**RECORDS PROVIDED:**

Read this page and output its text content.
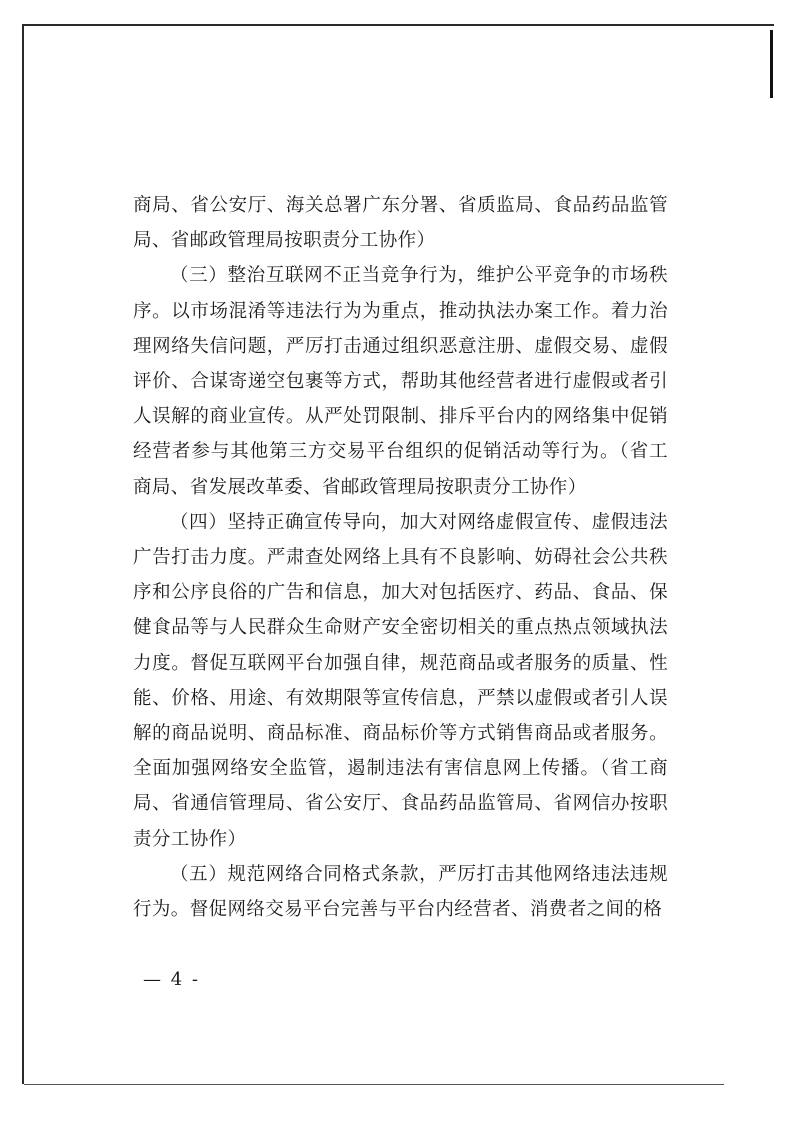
商局、省公安厅、海关总署广东分署、省质监局、食品药品监管局、省邮政管理局按职责分工协作）

（三）整治互联网不正当竞争行为，维护公平竞争的市场秩序。以市场混淆等违法行为为重点，推动执法办案工作。着力治理网络失信问题，严厉打击通过组织恶意注册、虚假交易、虚假评价、合谋寄递空包裹等方式，帮助其他经营者进行虚假或者引人误解的商业宣传。从严处罚限制、排斥平台内的网络集中促销经营者参与其他第三方交易平台组织的促销活动等行为。（省工商局、省发展改革委、省邮政管理局按职责分工协作）

（四）坚持正确宣传导向，加大对网络虚假宣传、虚假违法广告打击力度。严肃查处网络上具有不良影响、妨碍社会公共秩序和公序良俗的广告和信息，加大对包括医疗、药品、食品、保健食品等与人民群众生命财产安全密切相关的重点热点领域执法力度。督促互联网平台加强自律，规范商品或者服务的质量、性能、价格、用途、有效期限等宣传信息，严禁以虚假或者引人误解的商品说明、商品标准、商品标价等方式销售商品或者服务。全面加强网络安全监管，遏制违法有害信息网上传播。（省工商局、省通信管理局、省公安厅、食品药品监管局、省网信办按职责分工协作）

（五）规范网络合同格式条款，严厉打击其他网络违法违规行为。督促网络交易平台完善与平台内经营者、消费者之间的格

— 4 -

**TASK DIRECTIONS:** Restate each of the entries above word for word and skip every image.

**SOLUTION BELOW:**
Read this page and output its text content.
商局、省公安厅、海关总署广东分署、省质监局、食品药品监管局、省邮政管理局按职责分工协作）

（三）整治互联网不正当竞争行为，维护公平竞争的市场秩序。以市场混淆等违法行为为重点，推动执法办案工作。着力治理网络失信问题，严厉打击通过组织恶意注册、虚假交易、虚假评价、合谋寄递空包裹等方式，帮助其他经营者进行虚假或者引人误解的商业宣传。从严处罚限制、排斥平台内的网络集中促销经营者参与其他第三方交易平台组织的促销活动等行为。（省工商局、省发展改革委、省邮政管理局按职责分工协作）

（四）坚持正确宣传导向，加大对网络虚假宣传、虚假违法广告打击力度。严肃查处网络上具有不良影响、妨碍社会公共秩序和公序良俗的广告和信息，加大对包括医疗、药品、食品、保健食品等与人民群众生命财产安全密切相关的重点热点领域执法力度。督促互联网平台加强自律，规范商品或者服务的质量、性能、价格、用途、有效期限等宣传信息，严禁以虚假或者引人误解的商品说明、商品标准、商品标价等方式销售商品或者服务。全面加强网络安全监管，遏制违法有害信息网上传播。（省工商局、省通信管理局、省公安厅、食品药品监管局、省网信办按职责分工协作）

（五）规范网络合同格式条款，严厉打击其他网络违法违规行为。督促网络交易平台完善与平台内经营者、消费者之间的格

— 4 -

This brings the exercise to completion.